= To do =
Locate the lines of the listing below that hold "ngreen", then copy each of them.

————————

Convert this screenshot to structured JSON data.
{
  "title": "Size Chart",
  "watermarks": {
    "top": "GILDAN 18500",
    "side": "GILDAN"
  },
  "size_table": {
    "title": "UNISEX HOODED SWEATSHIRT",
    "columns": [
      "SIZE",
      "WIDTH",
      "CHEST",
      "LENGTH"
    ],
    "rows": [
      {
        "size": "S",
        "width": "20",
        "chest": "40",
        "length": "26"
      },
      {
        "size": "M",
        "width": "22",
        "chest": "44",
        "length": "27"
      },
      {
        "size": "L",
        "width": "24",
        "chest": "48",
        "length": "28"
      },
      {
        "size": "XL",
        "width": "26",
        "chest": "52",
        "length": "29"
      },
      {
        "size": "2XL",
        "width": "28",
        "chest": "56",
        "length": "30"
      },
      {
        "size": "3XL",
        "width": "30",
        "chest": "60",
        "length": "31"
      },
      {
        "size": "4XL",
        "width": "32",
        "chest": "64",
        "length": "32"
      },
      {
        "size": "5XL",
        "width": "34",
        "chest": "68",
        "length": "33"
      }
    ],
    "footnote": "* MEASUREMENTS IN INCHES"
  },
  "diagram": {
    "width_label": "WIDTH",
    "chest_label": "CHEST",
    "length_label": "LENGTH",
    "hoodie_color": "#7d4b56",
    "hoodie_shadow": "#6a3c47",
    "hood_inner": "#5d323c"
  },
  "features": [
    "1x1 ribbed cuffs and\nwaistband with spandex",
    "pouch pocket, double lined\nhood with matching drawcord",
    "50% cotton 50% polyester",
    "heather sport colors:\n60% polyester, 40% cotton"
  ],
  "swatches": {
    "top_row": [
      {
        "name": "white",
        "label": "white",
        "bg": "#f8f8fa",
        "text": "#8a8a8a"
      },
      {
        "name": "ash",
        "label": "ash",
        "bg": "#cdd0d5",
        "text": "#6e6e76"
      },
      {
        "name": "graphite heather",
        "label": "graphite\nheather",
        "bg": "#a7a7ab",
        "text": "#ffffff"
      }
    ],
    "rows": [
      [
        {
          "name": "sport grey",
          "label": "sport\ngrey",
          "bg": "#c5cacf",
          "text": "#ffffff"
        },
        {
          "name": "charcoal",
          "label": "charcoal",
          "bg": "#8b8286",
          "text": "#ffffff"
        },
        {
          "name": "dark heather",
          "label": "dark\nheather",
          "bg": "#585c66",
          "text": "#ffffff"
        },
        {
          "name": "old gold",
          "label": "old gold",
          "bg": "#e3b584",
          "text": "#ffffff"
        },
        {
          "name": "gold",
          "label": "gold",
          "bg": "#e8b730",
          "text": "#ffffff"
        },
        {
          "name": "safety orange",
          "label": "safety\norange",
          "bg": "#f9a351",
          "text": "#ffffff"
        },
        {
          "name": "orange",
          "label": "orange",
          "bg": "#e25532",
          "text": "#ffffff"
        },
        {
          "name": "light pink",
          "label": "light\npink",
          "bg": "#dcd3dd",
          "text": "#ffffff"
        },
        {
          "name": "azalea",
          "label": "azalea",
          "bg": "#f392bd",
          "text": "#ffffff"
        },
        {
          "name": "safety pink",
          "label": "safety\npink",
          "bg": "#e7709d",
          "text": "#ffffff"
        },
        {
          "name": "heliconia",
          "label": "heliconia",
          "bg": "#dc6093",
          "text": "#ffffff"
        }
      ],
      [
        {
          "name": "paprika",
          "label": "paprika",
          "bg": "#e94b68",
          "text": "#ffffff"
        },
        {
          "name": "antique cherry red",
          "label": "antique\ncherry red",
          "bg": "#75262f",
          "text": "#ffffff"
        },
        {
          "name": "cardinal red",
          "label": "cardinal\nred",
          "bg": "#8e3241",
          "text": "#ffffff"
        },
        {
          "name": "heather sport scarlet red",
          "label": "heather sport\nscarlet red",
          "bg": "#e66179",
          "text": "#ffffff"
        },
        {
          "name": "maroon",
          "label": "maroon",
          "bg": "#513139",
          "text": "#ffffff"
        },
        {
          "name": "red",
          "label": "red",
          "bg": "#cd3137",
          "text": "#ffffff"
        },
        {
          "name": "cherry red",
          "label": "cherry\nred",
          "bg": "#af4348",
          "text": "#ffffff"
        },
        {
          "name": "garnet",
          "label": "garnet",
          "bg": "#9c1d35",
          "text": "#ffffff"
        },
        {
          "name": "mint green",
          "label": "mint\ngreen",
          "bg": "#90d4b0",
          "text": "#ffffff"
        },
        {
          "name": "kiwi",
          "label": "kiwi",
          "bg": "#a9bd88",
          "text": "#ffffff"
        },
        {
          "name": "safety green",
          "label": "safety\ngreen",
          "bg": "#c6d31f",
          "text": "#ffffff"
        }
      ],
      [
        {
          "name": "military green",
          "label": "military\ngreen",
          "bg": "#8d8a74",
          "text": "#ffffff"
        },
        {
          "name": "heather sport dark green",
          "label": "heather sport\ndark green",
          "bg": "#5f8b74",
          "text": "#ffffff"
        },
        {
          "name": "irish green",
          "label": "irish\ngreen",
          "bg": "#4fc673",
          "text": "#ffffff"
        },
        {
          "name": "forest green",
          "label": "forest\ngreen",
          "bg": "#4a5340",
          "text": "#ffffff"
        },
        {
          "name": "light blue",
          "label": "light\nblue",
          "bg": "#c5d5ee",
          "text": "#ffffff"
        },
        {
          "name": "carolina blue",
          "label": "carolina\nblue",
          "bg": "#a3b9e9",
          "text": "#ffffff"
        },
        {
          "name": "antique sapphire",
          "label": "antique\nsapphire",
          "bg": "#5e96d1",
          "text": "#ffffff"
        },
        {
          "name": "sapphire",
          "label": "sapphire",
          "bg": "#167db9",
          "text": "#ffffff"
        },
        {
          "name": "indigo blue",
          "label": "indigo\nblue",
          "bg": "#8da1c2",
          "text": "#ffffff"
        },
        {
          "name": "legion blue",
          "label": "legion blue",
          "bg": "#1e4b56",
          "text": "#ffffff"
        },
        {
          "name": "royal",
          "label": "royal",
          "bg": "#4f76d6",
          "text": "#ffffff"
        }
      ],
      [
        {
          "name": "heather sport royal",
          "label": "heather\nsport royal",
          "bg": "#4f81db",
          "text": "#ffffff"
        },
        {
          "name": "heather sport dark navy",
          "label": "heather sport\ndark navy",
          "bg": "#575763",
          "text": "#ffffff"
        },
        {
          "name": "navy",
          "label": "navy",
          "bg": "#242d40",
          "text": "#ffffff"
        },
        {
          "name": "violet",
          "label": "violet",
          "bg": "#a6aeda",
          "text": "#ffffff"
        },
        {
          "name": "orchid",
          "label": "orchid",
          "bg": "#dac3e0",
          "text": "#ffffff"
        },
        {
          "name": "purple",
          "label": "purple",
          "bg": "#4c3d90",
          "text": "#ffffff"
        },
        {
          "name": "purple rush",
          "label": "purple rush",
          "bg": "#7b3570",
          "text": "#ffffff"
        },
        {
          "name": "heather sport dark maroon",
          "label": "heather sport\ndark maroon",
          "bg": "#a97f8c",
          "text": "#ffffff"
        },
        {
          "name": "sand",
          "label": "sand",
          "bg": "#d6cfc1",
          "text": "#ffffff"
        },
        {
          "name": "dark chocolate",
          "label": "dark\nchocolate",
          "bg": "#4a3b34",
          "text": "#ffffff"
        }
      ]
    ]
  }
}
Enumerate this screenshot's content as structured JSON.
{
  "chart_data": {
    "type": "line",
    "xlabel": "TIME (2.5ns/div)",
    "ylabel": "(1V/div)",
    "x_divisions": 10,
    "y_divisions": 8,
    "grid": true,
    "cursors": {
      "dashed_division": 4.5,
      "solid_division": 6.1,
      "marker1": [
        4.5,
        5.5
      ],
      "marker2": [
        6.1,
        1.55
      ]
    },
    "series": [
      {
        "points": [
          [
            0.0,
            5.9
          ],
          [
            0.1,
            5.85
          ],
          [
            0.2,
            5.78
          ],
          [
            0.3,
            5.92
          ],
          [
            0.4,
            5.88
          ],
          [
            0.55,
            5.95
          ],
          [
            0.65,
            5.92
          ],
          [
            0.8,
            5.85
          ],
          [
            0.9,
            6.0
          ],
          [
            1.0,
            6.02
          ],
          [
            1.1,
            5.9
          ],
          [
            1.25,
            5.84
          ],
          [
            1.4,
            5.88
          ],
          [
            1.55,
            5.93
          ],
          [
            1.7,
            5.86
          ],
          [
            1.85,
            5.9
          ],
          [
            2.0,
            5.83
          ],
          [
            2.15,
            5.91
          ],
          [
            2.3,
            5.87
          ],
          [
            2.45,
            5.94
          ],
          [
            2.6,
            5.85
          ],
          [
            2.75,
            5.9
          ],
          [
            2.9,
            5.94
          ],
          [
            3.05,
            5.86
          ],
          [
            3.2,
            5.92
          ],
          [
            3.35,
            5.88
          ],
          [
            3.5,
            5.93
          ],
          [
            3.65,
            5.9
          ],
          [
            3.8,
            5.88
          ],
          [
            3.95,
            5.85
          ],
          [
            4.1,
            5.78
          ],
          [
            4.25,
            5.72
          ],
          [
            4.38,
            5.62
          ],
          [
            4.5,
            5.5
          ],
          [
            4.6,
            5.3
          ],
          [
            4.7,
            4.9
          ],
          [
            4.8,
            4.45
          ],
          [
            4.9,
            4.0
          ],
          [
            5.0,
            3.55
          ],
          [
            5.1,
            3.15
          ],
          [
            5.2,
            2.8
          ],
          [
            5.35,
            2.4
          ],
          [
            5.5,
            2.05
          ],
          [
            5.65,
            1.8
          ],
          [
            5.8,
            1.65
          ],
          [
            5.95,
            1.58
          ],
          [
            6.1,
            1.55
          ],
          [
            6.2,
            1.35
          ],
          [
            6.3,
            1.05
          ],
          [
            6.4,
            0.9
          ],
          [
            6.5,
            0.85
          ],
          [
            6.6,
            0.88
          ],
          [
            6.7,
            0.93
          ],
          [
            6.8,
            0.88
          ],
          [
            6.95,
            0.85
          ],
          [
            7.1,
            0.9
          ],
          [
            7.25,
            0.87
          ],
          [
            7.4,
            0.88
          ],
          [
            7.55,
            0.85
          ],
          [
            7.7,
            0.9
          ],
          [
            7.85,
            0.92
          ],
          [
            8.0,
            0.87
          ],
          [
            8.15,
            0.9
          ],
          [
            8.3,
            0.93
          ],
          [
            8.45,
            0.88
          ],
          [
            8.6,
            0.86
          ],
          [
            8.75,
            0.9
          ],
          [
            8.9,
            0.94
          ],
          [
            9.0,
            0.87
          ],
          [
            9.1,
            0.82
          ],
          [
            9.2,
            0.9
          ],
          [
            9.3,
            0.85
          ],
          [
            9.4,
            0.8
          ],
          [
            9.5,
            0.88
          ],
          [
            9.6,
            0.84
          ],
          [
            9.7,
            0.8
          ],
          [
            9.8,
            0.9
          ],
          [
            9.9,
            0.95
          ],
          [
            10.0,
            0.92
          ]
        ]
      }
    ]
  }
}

————————

= Task response =
          "label": "mint\ngreen",
          "label": "safety\ngreen",
          "label": "military\ngreen",
          "label": "irish\ngreen",
          "label": "forest\ngreen",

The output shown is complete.